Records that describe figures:
_ _ _ _ _

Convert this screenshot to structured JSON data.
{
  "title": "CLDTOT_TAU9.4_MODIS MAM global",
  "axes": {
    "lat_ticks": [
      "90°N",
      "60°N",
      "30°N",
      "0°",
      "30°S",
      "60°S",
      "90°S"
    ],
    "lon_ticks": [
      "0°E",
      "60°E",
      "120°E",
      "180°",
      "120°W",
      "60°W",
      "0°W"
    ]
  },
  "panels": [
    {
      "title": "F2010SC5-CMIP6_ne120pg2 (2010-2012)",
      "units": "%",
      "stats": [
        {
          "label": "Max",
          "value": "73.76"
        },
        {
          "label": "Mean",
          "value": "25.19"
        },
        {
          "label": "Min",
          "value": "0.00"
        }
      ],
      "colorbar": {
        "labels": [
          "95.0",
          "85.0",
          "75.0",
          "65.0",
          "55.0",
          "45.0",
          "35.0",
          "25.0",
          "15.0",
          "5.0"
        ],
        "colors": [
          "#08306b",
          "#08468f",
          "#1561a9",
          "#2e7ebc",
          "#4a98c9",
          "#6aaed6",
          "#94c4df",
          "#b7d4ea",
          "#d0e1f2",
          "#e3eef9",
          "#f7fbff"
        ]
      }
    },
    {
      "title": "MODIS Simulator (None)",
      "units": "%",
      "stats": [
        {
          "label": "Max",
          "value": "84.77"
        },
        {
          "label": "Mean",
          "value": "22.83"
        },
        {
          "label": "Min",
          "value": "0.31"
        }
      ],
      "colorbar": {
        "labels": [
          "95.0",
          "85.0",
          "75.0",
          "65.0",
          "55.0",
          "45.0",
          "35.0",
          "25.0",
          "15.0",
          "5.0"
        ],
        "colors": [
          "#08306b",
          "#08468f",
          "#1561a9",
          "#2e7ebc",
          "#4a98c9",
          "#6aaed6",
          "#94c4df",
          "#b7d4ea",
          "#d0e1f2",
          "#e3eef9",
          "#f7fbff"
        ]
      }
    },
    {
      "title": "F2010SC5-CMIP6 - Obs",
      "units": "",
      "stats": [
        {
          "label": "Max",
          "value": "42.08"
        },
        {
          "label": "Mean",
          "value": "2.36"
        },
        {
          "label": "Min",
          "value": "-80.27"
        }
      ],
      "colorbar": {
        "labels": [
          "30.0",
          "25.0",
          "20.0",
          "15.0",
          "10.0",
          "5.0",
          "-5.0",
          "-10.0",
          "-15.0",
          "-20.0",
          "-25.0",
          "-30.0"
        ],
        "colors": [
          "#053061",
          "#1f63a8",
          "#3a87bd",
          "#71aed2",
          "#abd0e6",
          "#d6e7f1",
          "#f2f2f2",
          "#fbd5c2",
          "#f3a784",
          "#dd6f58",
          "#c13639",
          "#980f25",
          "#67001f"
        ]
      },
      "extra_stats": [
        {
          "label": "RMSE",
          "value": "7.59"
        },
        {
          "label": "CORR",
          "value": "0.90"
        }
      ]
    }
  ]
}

_ _ _ _ _

### Task prompt
State how many lines in the entries above include the word "title"; reply with the number alone.

### Output for this task
4